## Exercise inputs
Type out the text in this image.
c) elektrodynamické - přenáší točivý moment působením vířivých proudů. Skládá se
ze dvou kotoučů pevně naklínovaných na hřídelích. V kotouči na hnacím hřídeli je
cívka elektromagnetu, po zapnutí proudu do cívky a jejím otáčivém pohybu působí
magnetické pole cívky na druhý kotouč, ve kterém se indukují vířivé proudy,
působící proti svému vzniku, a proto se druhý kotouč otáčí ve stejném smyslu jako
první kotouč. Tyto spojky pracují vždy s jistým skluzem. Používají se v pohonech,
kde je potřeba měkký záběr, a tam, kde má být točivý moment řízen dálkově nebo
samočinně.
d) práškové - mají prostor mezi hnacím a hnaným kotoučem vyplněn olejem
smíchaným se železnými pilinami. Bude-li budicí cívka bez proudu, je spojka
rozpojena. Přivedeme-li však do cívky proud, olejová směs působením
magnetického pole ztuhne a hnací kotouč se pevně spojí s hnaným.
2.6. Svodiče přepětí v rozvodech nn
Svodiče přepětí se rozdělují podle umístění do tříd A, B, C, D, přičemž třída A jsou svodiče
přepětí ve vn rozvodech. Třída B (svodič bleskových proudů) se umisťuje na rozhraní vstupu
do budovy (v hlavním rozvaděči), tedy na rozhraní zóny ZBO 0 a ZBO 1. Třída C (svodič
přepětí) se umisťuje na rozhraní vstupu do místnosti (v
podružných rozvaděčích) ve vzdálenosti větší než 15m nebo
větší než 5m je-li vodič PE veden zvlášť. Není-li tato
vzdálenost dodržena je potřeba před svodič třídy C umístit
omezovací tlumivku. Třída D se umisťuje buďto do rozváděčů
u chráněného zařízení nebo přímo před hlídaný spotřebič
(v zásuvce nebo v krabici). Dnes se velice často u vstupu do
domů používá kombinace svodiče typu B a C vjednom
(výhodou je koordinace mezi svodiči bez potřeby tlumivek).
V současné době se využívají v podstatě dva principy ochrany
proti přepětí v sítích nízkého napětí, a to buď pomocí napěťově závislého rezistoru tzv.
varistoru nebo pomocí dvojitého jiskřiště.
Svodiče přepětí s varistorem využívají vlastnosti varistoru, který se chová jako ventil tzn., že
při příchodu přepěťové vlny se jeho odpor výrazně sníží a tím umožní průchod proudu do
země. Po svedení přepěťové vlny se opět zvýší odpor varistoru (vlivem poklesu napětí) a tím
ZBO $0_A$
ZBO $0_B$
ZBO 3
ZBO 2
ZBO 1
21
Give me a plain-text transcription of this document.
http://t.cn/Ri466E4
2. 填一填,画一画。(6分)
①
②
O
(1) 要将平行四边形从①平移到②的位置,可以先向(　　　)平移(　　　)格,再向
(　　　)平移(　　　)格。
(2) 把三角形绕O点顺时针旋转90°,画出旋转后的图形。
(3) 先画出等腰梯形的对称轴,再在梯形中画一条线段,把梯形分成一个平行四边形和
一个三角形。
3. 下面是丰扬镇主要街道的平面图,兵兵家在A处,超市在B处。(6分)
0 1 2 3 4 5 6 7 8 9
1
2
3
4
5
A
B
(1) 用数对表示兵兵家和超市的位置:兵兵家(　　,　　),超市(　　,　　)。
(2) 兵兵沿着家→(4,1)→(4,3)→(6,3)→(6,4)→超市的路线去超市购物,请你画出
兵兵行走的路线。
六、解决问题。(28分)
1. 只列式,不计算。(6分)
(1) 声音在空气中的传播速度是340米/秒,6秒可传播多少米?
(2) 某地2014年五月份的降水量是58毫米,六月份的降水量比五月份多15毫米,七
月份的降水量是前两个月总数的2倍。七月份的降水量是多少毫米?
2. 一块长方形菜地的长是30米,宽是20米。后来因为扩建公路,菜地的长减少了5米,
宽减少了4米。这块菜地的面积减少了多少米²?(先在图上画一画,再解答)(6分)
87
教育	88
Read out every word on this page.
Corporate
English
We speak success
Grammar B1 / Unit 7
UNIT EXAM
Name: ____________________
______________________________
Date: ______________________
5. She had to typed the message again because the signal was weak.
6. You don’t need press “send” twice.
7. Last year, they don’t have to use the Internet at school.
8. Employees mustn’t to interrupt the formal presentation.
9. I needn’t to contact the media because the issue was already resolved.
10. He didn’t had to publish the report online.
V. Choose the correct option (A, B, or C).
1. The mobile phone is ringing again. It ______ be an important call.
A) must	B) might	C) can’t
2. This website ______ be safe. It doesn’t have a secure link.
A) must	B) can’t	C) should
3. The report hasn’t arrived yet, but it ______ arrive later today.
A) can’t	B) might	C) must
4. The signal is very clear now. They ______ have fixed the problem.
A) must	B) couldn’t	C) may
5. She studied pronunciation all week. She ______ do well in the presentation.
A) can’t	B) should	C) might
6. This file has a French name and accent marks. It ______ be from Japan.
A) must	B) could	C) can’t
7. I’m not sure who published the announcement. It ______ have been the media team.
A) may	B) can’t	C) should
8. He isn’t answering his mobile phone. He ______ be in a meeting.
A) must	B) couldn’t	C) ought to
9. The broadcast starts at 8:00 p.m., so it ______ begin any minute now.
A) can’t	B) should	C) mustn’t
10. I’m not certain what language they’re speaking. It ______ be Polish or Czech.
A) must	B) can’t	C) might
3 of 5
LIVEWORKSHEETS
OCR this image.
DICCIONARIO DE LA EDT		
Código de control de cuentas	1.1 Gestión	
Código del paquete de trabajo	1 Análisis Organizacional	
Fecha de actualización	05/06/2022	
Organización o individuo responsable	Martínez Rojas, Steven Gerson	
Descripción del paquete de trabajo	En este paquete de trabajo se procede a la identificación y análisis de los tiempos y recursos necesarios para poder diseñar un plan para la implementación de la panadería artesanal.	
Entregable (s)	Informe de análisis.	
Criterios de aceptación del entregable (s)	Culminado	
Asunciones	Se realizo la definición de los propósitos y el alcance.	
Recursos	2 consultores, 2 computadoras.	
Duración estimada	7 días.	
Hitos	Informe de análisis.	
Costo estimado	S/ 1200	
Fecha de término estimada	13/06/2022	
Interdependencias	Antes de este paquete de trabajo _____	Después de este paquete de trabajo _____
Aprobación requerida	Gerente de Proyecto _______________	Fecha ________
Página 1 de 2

## Exercise task
The entries above must be returned exactly.

## Expected answer
Type out the text in this image.
c) elektrodynamické - přenáší točivý moment působením vířivých proudů. Skládá se
ze dvou kotoučů pevně naklínovaných na hřídelích. V kotouči na hnacím hřídeli je
cívka elektromagnetu, po zapnutí proudu do cívky a jejím otáčivém pohybu působí
magnetické pole cívky na druhý kotouč, ve kterém se indukují vířivé proudy,
působící proti svému vzniku, a proto se druhý kotouč otáčí ve stejném smyslu jako
první kotouč. Tyto spojky pracují vždy s jistým skluzem. Používají se v pohonech,
kde je potřeba měkký záběr, a tam, kde má být točivý moment řízen dálkově nebo
samočinně.
d) práškové - mají prostor mezi hnacím a hnaným kotoučem vyplněn olejem
smíchaným se železnými pilinami. Bude-li budicí cívka bez proudu, je spojka
rozpojena. Přivedeme-li však do cívky proud, olejová směs působením
magnetického pole ztuhne a hnací kotouč se pevně spojí s hnaným.
2.6. Svodiče přepětí v rozvodech nn
Svodiče přepětí se rozdělují podle umístění do tříd A, B, C, D, přičemž třída A jsou svodiče
přepětí ve vn rozvodech. Třída B (svodič bleskových proudů) se umisťuje na rozhraní vstupu
do budovy (v hlavním rozvaděči), tedy na rozhraní zóny ZBO 0 a ZBO 1. Třída C (svodič
přepětí) se umisťuje na rozhraní vstupu do místnosti (v
podružných rozvaděčích) ve vzdálenosti větší než 15m nebo
větší než 5m je-li vodič PE veden zvlášť. Není-li tato
vzdálenost dodržena je potřeba před svodič třídy C umístit
omezovací tlumivku. Třída D se umisťuje buďto do rozváděčů
u chráněného zařízení nebo přímo před hlídaný spotřebič
(v zásuvce nebo v krabici). Dnes se velice často u vstupu do
domů používá kombinace svodiče typu B a C vjednom
(výhodou je koordinace mezi svodiči bez potřeby tlumivek).
V současné době se využívají v podstatě dva principy ochrany
proti přepětí v sítích nízkého napětí, a to buď pomocí napěťově závislého rezistoru tzv.
varistoru nebo pomocí dvojitého jiskřiště.
Svodiče přepětí s varistorem využívají vlastnosti varistoru, který se chová jako ventil tzn., že
při příchodu přepěťové vlny se jeho odpor výrazně sníží a tím umožní průchod proudu do
země. Po svedení přepěťové vlny se opět zvýší odpor varistoru (vlivem poklesu napětí) a tím
ZBO $0_A$
ZBO $0_B$
ZBO 3
ZBO 2
ZBO 1
21
Give me a plain-text transcription of this document.
http://t.cn/Ri466E4
2. 填一填,画一画。(6分)
①
②
O
(1) 要将平行四边形从①平移到②的位置,可以先向(　　　)平移(　　　)格,再向
(　　　)平移(　　　)格。
(2) 把三角形绕O点顺时针旋转90°,画出旋转后的图形。
(3) 先画出等腰梯形的对称轴,再在梯形中画一条线段,把梯形分成一个平行四边形和
一个三角形。
3. 下面是丰扬镇主要街道的平面图,兵兵家在A处,超市在B处。(6分)
0 1 2 3 4 5 6 7 8 9
1
2
3
4
5
A
B
(1) 用数对表示兵兵家和超市的位置:兵兵家(　　,　　),超市(　　,　　)。
(2) 兵兵沿着家→(4,1)→(4,3)→(6,3)→(6,4)→超市的路线去超市购物,请你画出
兵兵行走的路线。
六、解决问题。(28分)
1. 只列式,不计算。(6分)
(1) 声音在空气中的传播速度是340米/秒,6秒可传播多少米?
(2) 某地2014年五月份的降水量是58毫米,六月份的降水量比五月份多15毫米,七
月份的降水量是前两个月总数的2倍。七月份的降水量是多少毫米?
2. 一块长方形菜地的长是30米,宽是20米。后来因为扩建公路,菜地的长减少了5米,
宽减少了4米。这块菜地的面积减少了多少米²?(先在图上画一画,再解答)(6分)
87
教育	88
Read out every word on this page.
Corporate
English
We speak success
Grammar B1 / Unit 7
UNIT EXAM
Name: ____________________
______________________________
Date: ______________________
5. She had to typed the message again because the signal was weak.
6. You don’t need press “send” twice.
7. Last year, they don’t have to use the Internet at school.
8. Employees mustn’t to interrupt the formal presentation.
9. I needn’t to contact the media because the issue was already resolved.
10. He didn’t had to publish the report online.
V. Choose the correct option (A, B, or C).
1. The mobile phone is ringing again. It ______ be an important call.
A) must	B) might	C) can’t
2. This website ______ be safe. It doesn’t have a secure link.
A) must	B) can’t	C) should
3. The report hasn’t arrived yet, but it ______ arrive later today.
A) can’t	B) might	C) must
4. The signal is very clear now. They ______ have fixed the problem.
A) must	B) couldn’t	C) may
5. She studied pronunciation all week. She ______ do well in the presentation.
A) can’t	B) should	C) might
6. This file has a French name and accent marks. It ______ be from Japan.
A) must	B) could	C) can’t
7. I’m not sure who published the announcement. It ______ have been the media team.
A) may	B) can’t	C) should
8. He isn’t answering his mobile phone. He ______ be in a meeting.
A) must	B) couldn’t	C) ought to
9. The broadcast starts at 8:00 p.m., so it ______ begin any minute now.
A) can’t	B) should	C) mustn’t
10. I’m not certain what language they’re speaking. It ______ be Polish or Czech.
A) must	B) can’t	C) might
3 of 5
LIVEWORKSHEETS
OCR this image.
DICCIONARIO DE LA EDT		
Código de control de cuentas	1.1 Gestión	
Código del paquete de trabajo	1 Análisis Organizacional	
Fecha de actualización	05/06/2022	
Organización o individuo responsable	Martínez Rojas, Steven Gerson	
Descripción del paquete de trabajo	En este paquete de trabajo se procede a la identificación y análisis de los tiempos y recursos necesarios para poder diseñar un plan para la implementación de la panadería artesanal.	
Entregable (s)	Informe de análisis.	
Criterios de aceptación del entregable (s)	Culminado	
Asunciones	Se realizo la definición de los propósitos y el alcance.	
Recursos	2 consultores, 2 computadoras.	
Duración estimada	7 días.	
Hitos	Informe de análisis.	
Costo estimado	S/ 1200	
Fecha de término estimada	13/06/2022	
Interdependencias	Antes de este paquete de trabajo _____	Después de este paquete de trabajo _____
Aprobación requerida	Gerente de Proyecto _______________	Fecha ________
Página 1 de 2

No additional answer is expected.